→ PROMPT
Among the lines below, count those containing the word "description". Give the number only.

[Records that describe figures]
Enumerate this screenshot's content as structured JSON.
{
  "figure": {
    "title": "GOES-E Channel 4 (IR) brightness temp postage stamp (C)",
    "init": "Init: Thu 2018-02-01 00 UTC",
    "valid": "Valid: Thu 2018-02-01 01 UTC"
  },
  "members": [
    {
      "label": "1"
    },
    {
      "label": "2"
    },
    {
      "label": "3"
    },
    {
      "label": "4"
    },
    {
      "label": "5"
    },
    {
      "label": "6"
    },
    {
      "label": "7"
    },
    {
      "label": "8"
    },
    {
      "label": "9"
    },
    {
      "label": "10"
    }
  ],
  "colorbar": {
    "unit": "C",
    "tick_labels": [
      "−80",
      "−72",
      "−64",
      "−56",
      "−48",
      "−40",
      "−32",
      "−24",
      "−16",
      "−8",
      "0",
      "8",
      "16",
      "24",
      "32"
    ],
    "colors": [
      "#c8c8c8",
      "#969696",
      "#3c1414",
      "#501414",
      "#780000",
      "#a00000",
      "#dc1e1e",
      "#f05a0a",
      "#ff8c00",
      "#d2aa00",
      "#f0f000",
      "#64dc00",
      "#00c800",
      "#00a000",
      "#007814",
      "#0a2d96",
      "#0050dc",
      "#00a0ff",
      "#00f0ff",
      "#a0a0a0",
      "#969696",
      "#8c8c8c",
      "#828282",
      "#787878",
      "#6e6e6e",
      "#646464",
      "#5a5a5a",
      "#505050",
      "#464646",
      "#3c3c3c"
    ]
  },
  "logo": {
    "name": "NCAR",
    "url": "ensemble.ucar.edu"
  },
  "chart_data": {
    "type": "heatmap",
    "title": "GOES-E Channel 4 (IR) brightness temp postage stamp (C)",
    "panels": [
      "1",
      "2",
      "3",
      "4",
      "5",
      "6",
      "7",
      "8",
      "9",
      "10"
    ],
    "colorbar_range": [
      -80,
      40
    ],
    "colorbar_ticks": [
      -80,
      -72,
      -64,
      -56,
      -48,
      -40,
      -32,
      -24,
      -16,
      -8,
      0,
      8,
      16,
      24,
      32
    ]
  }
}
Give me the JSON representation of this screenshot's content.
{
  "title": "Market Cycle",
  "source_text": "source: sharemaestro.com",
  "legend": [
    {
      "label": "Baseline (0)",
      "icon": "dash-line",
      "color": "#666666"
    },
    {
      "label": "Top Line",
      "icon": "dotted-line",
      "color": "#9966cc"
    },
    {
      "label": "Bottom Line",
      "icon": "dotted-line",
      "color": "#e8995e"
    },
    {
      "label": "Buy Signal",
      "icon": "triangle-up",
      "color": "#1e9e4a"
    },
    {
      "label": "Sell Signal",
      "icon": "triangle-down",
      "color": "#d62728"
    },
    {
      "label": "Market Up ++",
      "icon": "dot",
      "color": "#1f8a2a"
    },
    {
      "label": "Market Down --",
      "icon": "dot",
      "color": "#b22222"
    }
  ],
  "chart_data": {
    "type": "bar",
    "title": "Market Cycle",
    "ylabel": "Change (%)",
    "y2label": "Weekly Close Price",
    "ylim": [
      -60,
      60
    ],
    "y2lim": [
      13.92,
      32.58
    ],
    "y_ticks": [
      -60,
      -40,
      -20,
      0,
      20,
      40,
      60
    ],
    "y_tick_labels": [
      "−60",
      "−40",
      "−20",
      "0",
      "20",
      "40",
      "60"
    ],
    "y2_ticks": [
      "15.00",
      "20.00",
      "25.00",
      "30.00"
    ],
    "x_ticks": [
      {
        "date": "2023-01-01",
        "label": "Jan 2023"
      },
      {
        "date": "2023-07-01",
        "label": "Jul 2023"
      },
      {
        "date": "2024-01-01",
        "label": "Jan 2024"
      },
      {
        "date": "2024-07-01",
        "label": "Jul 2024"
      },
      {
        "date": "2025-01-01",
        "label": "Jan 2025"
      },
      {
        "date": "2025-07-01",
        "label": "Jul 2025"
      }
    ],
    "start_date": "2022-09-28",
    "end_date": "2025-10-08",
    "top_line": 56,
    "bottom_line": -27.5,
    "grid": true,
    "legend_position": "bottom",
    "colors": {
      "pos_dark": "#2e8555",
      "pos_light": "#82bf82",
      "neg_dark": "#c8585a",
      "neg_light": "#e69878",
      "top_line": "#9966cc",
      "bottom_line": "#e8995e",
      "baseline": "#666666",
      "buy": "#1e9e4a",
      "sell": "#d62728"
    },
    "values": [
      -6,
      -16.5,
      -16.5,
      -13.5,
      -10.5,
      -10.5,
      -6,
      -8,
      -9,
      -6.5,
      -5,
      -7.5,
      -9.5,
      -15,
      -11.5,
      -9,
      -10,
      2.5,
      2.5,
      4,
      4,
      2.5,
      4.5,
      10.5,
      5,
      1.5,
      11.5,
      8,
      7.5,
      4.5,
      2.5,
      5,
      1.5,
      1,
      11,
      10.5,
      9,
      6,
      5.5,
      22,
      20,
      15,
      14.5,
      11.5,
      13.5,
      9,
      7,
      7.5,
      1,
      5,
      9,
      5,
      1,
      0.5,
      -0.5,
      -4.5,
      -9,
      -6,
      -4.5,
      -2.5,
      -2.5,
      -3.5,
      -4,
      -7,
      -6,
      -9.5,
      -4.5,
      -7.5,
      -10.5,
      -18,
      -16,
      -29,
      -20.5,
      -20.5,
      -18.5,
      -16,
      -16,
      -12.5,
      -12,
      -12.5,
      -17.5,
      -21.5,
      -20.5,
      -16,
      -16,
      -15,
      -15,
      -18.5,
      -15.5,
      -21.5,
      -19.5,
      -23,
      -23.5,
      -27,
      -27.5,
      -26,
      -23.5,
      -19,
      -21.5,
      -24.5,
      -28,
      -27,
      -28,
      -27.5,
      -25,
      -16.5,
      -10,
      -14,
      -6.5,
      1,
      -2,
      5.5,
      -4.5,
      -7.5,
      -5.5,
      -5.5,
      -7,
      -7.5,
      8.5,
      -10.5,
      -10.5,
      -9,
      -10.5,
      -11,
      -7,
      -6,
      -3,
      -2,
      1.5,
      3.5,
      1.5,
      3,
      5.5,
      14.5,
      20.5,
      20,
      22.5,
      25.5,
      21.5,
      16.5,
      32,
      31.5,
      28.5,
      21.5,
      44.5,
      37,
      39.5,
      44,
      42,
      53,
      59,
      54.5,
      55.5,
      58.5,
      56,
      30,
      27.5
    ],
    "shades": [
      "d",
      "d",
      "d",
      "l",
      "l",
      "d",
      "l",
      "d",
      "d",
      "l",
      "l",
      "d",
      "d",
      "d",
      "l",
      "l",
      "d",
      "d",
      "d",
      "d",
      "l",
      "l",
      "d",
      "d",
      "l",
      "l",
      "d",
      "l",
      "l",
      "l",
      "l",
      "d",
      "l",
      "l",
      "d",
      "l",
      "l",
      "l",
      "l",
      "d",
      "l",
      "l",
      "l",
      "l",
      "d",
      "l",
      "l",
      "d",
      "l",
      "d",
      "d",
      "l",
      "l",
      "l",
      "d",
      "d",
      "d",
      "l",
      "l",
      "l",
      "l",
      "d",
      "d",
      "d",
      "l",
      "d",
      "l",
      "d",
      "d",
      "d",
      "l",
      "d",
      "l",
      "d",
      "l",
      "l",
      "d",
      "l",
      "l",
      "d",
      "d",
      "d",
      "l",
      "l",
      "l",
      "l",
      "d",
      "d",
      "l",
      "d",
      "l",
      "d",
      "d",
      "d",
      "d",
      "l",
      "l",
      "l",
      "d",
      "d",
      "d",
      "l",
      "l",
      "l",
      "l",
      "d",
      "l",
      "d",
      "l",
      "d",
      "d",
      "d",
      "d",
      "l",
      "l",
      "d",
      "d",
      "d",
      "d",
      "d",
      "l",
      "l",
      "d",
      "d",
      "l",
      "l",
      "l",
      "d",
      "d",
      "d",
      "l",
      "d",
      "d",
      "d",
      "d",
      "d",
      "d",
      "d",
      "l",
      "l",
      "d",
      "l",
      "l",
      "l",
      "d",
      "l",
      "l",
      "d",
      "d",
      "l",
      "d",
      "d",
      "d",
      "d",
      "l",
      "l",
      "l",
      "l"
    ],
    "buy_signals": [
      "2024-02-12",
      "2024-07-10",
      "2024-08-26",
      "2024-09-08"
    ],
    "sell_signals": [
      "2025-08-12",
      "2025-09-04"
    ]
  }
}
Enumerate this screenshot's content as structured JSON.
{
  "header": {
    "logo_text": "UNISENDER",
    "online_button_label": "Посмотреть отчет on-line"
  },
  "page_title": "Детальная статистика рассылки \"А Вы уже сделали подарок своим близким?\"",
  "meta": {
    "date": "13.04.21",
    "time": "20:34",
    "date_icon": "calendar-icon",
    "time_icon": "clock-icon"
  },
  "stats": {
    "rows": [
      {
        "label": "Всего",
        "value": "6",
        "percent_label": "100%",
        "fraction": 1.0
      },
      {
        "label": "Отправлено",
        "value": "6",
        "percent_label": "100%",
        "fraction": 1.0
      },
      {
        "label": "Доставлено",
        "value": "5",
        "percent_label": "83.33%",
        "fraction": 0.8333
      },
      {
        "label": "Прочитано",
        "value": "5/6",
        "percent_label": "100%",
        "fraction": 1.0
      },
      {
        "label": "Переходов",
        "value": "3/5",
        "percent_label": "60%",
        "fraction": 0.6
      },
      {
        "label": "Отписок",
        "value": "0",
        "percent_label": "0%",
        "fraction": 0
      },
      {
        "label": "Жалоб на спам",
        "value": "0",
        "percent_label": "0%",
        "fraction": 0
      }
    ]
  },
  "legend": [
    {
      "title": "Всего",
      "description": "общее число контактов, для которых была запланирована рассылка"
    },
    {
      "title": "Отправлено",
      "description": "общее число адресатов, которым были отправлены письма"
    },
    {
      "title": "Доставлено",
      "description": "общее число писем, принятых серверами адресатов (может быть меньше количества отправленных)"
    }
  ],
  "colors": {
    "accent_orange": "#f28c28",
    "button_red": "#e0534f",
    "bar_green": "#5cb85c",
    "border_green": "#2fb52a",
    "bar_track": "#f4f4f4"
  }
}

→ EXERCISE OUTPUT
3